-- begin --

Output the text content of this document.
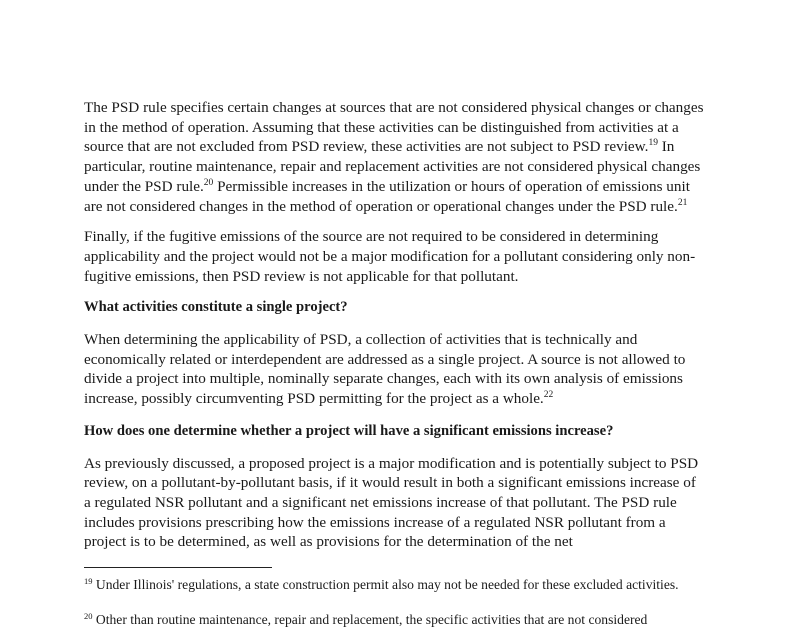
The PSD rule specifies certain changes at sources that are not considered physical changes or changes in the method of operation. Assuming that these activities can be distinguished from activities at a source that are not excluded from PSD review, these activities are not subject to PSD review.$^{19}$ In particular, routine maintenance, repair and replacement activities are not considered physical changes under the PSD rule.$^{20}$ Permissible increases in the utilization or hours of operation of emissions unit are not considered changes in the method of operation or operational changes under the PSD rule.$^{21}$

Finally, if the fugitive emissions of the source are not required to be considered in determining applicability and the project would not be a major modification for a pollutant considering only non-fugitive emissions, then PSD review is not applicable for that pollutant.

What activities constitute a single project?

When determining the applicability of PSD, a collection of activities that is technically and economically related or interdependent are addressed as a single project. A source is not allowed to divide a project into multiple, nominally separate changes, each with its own analysis of emissions increase, possibly circumventing PSD permitting for the project as a whole.$^{22}$

How does one determine whether a project will have a significant emissions increase?

As previously discussed, a proposed project is a major modification and is potentially subject to PSD review, on a pollutant-by-pollutant basis, if it would result in both a significant emissions increase of a regulated NSR pollutant and a significant net emissions increase of that pollutant. The PSD rule includes provisions prescribing how the emissions increase of a regulated NSR pollutant from a project is to be determined, as well as provisions for the determination of the net

$^{19}$ Under Illinois' regulations, a state construction permit also may not be needed for these excluded activities.
$^{20}$ Other than routine maintenance, repair and replacement, the specific activities that are not considered
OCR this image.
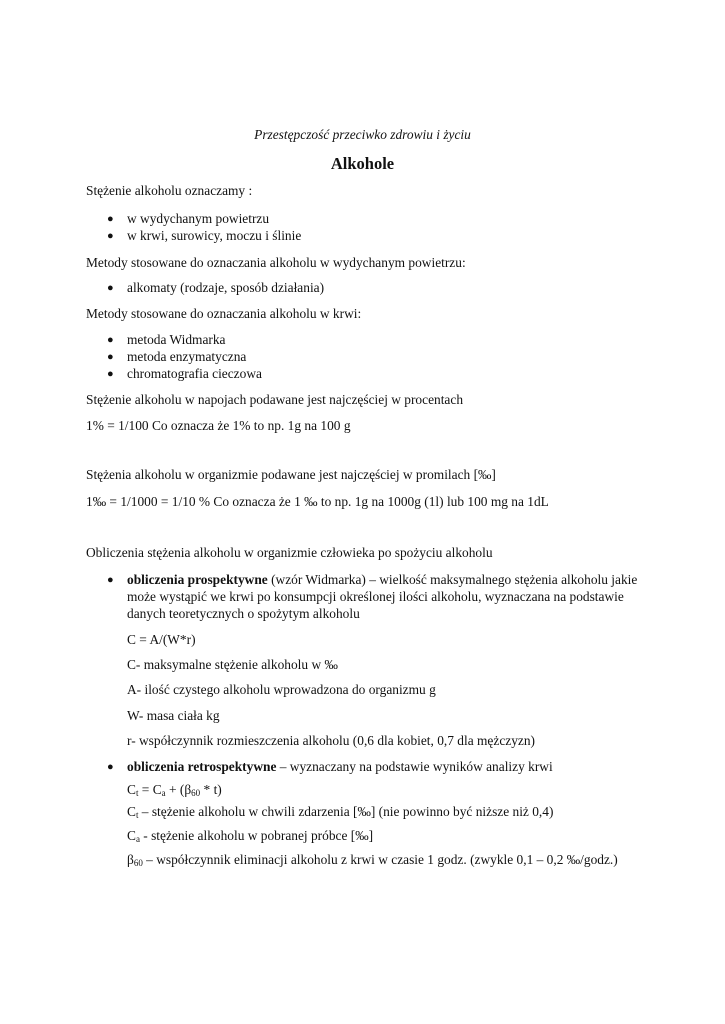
Przestępczość przeciwko zdrowiu i życiu
Alkohole
Stężenie alkoholu oznaczamy :
● w wydychanym powietrzu
● w krwi, surowicy, moczu i ślinie
Metody stosowane do oznaczania alkoholu w wydychanym powietrzu:
● alkomaty (rodzaje, sposób działania)
Metody stosowane do oznaczania alkoholu w krwi:
● metoda Widmarka
● metoda enzymatyczna
● chromatografia cieczowa
Stężenie alkoholu w napojach podawane jest najczęściej w procentach
1% = 1/100 Co oznacza że 1% to np. 1g na 100 g
Stężenia alkoholu w organizmie podawane jest najczęściej w promilach [‰]
1‰ = 1/1000 = 1/10 % Co oznacza że 1 ‰ to np. 1g na 1000g (1l) lub 100 mg na 1dL
Obliczenia stężenia alkoholu w organizmie człowieka po spożyciu alkoholu
● obliczenia prospektywne (wzór Widmarka) – wielkość maksymalnego stężenia alkoholu jakie
może wystąpić we krwi po konsumpcji określonej ilości alkoholu, wyznaczana na podstawie
danych teoretycznych o spożytym alkoholu
C = A/(W*r)
C- maksymalne stężenie alkoholu w ‰
A- ilość czystego alkoholu wprowadzona do organizmu g
W- masa ciała kg
r- współczynnik rozmieszczenia alkoholu (0,6 dla kobiet, 0,7 dla mężczyzn)
● obliczenia retrospektywne – wyznaczany na podstawie wyników analizy krwi
$C_t = C_a + (\beta_{60} * t)$
$C_t$ – stężenie alkoholu w chwili zdarzenia [‰] (nie powinno być niższe niż 0,4)
$C_a$ - stężenie alkoholu w pobranej próbce [‰]
$\beta_{60}$ – współczynnik eliminacji alkoholu z krwi w czasie 1 godz. (zwykle 0,1 – 0,2 ‰/godz.)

-- end --

## [AIM]
Keep the pictures out of your copy, and repeat every entry above exactly.

## [FULL RESPONSE]
Output the text content of this document.
The PSD rule specifies certain changes at sources that are not considered physical changes or changes in the method of operation. Assuming that these activities can be distinguished from activities at a source that are not excluded from PSD review, these activities are not subject to PSD review.$^{19}$ In particular, routine maintenance, repair and replacement activities are not considered physical changes under the PSD rule.$^{20}$ Permissible increases in the utilization or hours of operation of emissions unit are not considered changes in the method of operation or operational changes under the PSD rule.$^{21}$

Finally, if the fugitive emissions of the source are not required to be considered in determining applicability and the project would not be a major modification for a pollutant considering only non-fugitive emissions, then PSD review is not applicable for that pollutant.

What activities constitute a single project?

When determining the applicability of PSD, a collection of activities that is technically and economically related or interdependent are addressed as a single project. A source is not allowed to divide a project into multiple, nominally separate changes, each with its own analysis of emissions increase, possibly circumventing PSD permitting for the project as a whole.$^{22}$

How does one determine whether a project will have a significant emissions increase?

As previously discussed, a proposed project is a major modification and is potentially subject to PSD review, on a pollutant-by-pollutant basis, if it would result in both a significant emissions increase of a regulated NSR pollutant and a significant net emissions increase of that pollutant. The PSD rule includes provisions prescribing how the emissions increase of a regulated NSR pollutant from a project is to be determined, as well as provisions for the determination of the net

$^{19}$ Under Illinois' regulations, a state construction permit also may not be needed for these excluded activities.
$^{20}$ Other than routine maintenance, repair and replacement, the specific activities that are not considered
OCR this image.
Przestępczość przeciwko zdrowiu i życiu
Alkohole
Stężenie alkoholu oznaczamy :
● w wydychanym powietrzu
● w krwi, surowicy, moczu i ślinie
Metody stosowane do oznaczania alkoholu w wydychanym powietrzu:
● alkomaty (rodzaje, sposób działania)
Metody stosowane do oznaczania alkoholu w krwi:
● metoda Widmarka
● metoda enzymatyczna
● chromatografia cieczowa
Stężenie alkoholu w napojach podawane jest najczęściej w procentach
1% = 1/100 Co oznacza że 1% to np. 1g na 100 g
Stężenia alkoholu w organizmie podawane jest najczęściej w promilach [‰]
1‰ = 1/1000 = 1/10 % Co oznacza że 1 ‰ to np. 1g na 1000g (1l) lub 100 mg na 1dL
Obliczenia stężenia alkoholu w organizmie człowieka po spożyciu alkoholu
● obliczenia prospektywne (wzór Widmarka) – wielkość maksymalnego stężenia alkoholu jakie
może wystąpić we krwi po konsumpcji określonej ilości alkoholu, wyznaczana na podstawie
danych teoretycznych o spożytym alkoholu
C = A/(W*r)
C- maksymalne stężenie alkoholu w ‰
A- ilość czystego alkoholu wprowadzona do organizmu g
W- masa ciała kg
r- współczynnik rozmieszczenia alkoholu (0,6 dla kobiet, 0,7 dla mężczyzn)
● obliczenia retrospektywne – wyznaczany na podstawie wyników analizy krwi
$C_t = C_a + (\beta_{60} * t)$
$C_t$ – stężenie alkoholu w chwili zdarzenia [‰] (nie powinno być niższe niż 0,4)
$C_a$ - stężenie alkoholu w pobranej próbce [‰]
$\beta_{60}$ – współczynnik eliminacji alkoholu z krwi w czasie 1 godz. (zwykle 0,1 – 0,2 ‰/godz.)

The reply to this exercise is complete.